[START OF DATA EXTRACT]

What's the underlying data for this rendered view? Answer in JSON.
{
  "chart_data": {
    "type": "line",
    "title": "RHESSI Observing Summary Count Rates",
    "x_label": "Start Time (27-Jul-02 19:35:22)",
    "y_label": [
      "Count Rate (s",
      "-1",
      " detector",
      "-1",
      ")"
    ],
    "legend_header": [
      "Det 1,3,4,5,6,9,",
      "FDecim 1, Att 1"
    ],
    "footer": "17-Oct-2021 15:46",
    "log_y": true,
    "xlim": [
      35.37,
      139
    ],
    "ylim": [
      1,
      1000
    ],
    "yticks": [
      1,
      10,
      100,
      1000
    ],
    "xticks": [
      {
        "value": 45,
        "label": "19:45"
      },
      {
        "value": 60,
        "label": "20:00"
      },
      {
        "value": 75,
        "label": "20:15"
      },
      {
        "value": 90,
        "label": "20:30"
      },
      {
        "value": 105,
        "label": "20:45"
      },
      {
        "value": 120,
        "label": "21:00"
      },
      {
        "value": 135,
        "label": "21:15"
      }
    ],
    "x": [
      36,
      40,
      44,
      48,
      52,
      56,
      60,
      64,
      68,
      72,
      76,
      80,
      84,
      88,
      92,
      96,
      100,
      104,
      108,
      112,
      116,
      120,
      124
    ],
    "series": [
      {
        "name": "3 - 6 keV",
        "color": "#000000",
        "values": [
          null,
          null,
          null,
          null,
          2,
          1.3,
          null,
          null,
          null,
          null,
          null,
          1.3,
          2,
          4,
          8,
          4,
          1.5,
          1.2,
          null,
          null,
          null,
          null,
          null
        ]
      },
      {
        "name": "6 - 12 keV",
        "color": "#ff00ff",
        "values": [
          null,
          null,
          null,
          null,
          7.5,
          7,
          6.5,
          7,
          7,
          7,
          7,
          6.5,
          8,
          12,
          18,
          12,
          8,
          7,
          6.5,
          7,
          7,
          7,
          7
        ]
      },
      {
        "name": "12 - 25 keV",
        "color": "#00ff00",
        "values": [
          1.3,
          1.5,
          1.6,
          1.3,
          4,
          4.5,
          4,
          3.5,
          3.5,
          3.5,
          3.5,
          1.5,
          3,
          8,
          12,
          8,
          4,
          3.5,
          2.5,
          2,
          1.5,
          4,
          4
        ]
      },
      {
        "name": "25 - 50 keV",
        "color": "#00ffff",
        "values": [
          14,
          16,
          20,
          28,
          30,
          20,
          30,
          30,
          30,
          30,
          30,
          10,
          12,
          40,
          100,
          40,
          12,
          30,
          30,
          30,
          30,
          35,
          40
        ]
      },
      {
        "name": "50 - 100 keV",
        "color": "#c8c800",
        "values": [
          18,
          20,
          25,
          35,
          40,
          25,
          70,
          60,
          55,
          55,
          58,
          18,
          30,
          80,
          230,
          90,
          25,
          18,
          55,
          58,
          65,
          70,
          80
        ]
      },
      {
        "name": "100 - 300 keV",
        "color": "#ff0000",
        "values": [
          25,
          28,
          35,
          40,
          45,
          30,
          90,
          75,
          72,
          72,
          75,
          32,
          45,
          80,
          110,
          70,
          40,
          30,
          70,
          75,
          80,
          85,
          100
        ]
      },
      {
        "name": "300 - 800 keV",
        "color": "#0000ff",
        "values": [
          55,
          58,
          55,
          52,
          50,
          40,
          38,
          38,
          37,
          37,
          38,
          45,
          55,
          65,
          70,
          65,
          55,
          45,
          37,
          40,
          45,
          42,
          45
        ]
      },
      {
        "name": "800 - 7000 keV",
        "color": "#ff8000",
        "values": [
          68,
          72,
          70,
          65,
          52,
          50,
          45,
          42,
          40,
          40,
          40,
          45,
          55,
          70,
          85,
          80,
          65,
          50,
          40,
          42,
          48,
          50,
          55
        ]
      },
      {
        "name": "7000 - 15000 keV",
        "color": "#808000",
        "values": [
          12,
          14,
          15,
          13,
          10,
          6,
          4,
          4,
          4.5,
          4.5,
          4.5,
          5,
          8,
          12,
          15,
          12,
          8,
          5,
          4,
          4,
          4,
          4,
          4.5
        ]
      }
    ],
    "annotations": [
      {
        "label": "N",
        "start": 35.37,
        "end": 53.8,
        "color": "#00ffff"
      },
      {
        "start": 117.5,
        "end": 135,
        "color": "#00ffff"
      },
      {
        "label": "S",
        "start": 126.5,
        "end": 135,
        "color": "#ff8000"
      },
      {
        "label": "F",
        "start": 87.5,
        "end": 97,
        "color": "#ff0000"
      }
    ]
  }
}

[END OF DATA EXTRACT]

:: INSTRUCTION ::
Collect each line of the entries that has the word "Count", copying it in full.

:: SOLUTION BELOW ::
    "title": "RHESSI Observing Summary Count Rates",
      "Count Rate (s",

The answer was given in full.